Copy each line exactly.

(Supplied entries)
## begin
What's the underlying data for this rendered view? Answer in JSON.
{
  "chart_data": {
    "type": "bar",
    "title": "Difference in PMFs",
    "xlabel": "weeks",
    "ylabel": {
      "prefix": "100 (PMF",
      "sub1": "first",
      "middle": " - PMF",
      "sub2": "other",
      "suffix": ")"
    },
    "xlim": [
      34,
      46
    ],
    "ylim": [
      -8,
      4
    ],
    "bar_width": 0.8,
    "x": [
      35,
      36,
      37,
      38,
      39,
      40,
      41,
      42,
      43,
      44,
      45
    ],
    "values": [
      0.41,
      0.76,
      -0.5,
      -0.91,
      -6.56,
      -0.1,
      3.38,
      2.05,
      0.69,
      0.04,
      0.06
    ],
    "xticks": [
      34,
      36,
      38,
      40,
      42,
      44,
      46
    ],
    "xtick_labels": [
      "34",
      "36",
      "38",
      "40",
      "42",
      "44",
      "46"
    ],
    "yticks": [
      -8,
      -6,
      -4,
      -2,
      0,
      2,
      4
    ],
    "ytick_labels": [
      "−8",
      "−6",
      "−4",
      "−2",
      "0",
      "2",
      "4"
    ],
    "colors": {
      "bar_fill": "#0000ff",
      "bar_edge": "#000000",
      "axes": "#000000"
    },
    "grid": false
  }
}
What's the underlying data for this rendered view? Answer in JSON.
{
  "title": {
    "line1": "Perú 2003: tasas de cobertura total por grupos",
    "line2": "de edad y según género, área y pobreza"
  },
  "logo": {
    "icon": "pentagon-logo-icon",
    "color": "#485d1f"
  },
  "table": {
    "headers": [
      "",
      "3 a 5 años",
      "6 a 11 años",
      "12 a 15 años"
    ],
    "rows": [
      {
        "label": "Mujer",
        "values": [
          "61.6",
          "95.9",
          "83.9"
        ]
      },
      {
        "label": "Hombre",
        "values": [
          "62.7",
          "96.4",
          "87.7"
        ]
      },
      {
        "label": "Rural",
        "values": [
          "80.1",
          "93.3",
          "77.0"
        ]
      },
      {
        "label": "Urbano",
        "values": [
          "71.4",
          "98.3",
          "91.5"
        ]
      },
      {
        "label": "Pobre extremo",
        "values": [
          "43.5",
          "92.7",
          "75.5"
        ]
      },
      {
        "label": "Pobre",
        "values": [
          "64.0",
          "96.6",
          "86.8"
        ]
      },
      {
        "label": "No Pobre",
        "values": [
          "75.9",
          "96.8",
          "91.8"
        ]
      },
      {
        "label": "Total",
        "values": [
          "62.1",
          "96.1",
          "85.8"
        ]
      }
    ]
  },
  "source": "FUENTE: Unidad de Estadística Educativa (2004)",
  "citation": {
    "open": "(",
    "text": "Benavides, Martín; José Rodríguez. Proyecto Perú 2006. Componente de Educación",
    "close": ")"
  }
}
## end
(Task response)
What's the underlying data for this rendered view? Answer in JSON.
{
  "chart_data": {
    "type": "bar",
    "title": "Difference in PMFs",
    "xlabel": "weeks",
    "ylabel": {
      "prefix": "100 (PMF",
      "sub1": "first",
      "middle": " - PMF",
      "sub2": "other",
      "suffix": ")"
    },
    "xlim": [
      34,
      46
    ],
    "ylim": [
      -8,
      4
    ],
    "bar_width": 0.8,
    "x": [
      35,
      36,
      37,
      38,
      39,
      40,
      41,
      42,
      43,
      44,
      45
    ],
    "values": [
      0.41,
      0.76,
      -0.5,
      -0.91,
      -6.56,
      -0.1,
      3.38,
      2.05,
      0.69,
      0.04,
      0.06
    ],
    "xticks": [
      34,
      36,
      38,
      40,
      42,
      44,
      46
    ],
    "xtick_labels": [
      "34",
      "36",
      "38",
      "40",
      "42",
      "44",
      "46"
    ],
    "yticks": [
      -8,
      -6,
      -4,
      -2,
      0,
      2,
      4
    ],
    "ytick_labels": [
      "−8",
      "−6",
      "−4",
      "−2",
      "0",
      "2",
      "4"
    ],
    "colors": {
      "bar_fill": "#0000ff",
      "bar_edge": "#000000",
      "axes": "#000000"
    },
    "grid": false
  }
}
What's the underlying data for this rendered view? Answer in JSON.
{
  "title": {
    "line1": "Perú 2003: tasas de cobertura total por grupos",
    "line2": "de edad y según género, área y pobreza"
  },
  "logo": {
    "icon": "pentagon-logo-icon",
    "color": "#485d1f"
  },
  "table": {
    "headers": [
      "",
      "3 a 5 años",
      "6 a 11 años",
      "12 a 15 años"
    ],
    "rows": [
      {
        "label": "Mujer",
        "values": [
          "61.6",
          "95.9",
          "83.9"
        ]
      },
      {
        "label": "Hombre",
        "values": [
          "62.7",
          "96.4",
          "87.7"
        ]
      },
      {
        "label": "Rural",
        "values": [
          "80.1",
          "93.3",
          "77.0"
        ]
      },
      {
        "label": "Urbano",
        "values": [
          "71.4",
          "98.3",
          "91.5"
        ]
      },
      {
        "label": "Pobre extremo",
        "values": [
          "43.5",
          "92.7",
          "75.5"
        ]
      },
      {
        "label": "Pobre",
        "values": [
          "64.0",
          "96.6",
          "86.8"
        ]
      },
      {
        "label": "No Pobre",
        "values": [
          "75.9",
          "96.8",
          "91.8"
        ]
      },
      {
        "label": "Total",
        "values": [
          "62.1",
          "96.1",
          "85.8"
        ]
      }
    ]
  },
  "source": "FUENTE: Unidad de Estadística Educativa (2004)",
  "citation": {
    "open": "(",
    "text": "Benavides, Martín; José Rodríguez. Proyecto Perú 2006. Componente de Educación",
    "close": ")"
  }
}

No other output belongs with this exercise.